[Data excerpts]
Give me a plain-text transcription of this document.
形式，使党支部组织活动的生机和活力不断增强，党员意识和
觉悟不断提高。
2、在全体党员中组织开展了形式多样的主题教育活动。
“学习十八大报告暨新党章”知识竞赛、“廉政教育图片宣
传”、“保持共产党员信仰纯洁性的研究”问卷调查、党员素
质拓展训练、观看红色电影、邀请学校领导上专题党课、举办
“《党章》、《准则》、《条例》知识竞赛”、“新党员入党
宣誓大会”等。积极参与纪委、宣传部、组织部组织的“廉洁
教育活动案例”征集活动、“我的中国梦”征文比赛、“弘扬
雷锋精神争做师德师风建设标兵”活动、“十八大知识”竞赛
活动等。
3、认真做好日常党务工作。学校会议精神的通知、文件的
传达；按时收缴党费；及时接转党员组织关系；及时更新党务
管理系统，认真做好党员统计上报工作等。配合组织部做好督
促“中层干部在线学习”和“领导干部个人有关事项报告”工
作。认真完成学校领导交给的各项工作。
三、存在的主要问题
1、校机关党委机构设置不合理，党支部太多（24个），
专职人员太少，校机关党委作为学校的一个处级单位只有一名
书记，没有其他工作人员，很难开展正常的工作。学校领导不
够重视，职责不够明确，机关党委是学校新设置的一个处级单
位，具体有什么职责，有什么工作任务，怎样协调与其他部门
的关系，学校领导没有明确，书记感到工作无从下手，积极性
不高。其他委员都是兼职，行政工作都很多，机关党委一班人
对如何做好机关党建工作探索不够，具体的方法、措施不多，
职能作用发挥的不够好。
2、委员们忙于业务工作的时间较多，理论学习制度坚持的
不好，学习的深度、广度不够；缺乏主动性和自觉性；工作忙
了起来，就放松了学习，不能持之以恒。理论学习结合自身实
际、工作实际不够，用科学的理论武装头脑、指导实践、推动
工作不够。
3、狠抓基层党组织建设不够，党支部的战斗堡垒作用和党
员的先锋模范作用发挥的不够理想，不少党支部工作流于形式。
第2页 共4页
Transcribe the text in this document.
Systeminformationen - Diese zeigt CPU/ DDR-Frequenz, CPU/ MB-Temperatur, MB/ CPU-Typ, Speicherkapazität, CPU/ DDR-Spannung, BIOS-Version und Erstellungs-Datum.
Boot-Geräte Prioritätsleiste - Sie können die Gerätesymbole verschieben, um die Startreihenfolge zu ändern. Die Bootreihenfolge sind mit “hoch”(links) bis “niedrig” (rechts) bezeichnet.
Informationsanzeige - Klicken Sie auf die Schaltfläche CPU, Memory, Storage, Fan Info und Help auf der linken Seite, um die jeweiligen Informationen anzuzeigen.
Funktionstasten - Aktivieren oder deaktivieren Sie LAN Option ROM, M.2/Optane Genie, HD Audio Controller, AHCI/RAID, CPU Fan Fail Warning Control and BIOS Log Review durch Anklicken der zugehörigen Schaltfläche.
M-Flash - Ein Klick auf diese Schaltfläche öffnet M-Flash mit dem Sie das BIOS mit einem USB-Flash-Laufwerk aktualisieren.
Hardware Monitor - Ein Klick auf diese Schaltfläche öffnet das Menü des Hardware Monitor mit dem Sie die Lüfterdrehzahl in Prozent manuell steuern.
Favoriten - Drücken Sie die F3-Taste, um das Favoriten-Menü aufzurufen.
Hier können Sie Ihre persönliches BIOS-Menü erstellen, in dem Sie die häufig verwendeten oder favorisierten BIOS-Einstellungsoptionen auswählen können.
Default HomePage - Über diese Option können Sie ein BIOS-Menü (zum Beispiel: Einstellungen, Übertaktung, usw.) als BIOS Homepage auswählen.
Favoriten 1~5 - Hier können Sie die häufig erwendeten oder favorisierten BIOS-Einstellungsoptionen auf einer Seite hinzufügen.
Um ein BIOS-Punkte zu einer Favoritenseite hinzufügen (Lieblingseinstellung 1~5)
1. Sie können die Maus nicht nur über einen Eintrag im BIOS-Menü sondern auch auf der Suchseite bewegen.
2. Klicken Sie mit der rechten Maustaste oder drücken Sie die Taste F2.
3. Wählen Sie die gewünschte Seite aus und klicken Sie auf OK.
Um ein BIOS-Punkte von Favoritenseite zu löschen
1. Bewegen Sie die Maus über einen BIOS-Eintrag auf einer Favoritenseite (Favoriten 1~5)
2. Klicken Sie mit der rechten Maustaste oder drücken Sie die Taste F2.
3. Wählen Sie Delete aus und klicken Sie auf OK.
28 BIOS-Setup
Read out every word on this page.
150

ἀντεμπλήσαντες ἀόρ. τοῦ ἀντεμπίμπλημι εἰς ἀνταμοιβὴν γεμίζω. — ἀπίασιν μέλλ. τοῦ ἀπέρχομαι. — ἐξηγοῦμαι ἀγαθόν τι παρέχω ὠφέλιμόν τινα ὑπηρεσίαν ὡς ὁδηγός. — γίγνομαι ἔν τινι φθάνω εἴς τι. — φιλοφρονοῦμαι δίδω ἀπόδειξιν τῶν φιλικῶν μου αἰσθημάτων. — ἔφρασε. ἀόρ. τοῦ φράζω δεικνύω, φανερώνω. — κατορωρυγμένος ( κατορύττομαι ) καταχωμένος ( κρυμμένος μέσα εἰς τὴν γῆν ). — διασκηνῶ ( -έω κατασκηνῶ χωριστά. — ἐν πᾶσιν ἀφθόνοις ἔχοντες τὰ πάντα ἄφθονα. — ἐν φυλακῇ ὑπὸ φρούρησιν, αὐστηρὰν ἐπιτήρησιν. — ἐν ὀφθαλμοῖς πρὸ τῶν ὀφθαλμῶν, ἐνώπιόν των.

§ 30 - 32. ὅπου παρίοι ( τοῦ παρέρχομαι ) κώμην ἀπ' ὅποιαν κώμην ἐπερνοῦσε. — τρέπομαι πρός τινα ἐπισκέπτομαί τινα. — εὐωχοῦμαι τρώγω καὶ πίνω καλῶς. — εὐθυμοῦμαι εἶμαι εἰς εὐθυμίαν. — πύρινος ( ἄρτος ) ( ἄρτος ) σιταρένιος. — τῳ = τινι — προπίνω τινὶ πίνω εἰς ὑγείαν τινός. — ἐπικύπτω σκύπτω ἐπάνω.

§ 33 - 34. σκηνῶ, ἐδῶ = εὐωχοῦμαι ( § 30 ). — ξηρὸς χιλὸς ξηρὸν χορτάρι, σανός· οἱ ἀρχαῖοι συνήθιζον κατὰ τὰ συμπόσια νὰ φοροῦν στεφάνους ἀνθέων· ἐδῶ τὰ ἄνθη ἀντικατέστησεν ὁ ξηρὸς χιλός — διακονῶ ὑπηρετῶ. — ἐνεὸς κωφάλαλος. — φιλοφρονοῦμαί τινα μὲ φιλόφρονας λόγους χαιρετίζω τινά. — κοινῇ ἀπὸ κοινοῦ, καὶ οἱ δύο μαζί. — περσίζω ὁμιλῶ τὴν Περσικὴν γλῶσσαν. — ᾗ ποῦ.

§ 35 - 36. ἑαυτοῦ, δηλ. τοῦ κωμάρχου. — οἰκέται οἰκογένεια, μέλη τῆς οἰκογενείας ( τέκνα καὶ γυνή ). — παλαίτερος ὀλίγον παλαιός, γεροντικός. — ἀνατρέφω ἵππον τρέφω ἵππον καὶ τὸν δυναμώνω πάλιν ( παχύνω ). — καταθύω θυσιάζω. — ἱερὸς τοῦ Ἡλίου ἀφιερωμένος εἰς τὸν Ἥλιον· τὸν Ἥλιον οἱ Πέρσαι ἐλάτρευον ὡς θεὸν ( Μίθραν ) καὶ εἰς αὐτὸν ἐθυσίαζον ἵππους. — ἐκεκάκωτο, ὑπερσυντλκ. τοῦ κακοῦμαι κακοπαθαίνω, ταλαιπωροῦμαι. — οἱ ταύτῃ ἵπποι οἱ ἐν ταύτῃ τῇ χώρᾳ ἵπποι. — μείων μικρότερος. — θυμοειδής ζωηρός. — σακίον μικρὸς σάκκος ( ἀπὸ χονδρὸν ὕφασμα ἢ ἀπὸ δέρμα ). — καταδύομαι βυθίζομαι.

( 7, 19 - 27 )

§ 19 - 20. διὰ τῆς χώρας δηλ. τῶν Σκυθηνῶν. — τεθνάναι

■ **Work instructions**
Every line of the listing that holds "hinzufügen" should be found and copied.

■ **Answer to this exercise**
Favoriten 1~5 - Hier können Sie die häufig erwendeten oder favorisierten BIOS-Einstellungsoptionen auf einer Seite hinzufügen.
Um ein BIOS-Punkte zu einer Favoritenseite hinzufügen (Lieblingseinstellung 1~5)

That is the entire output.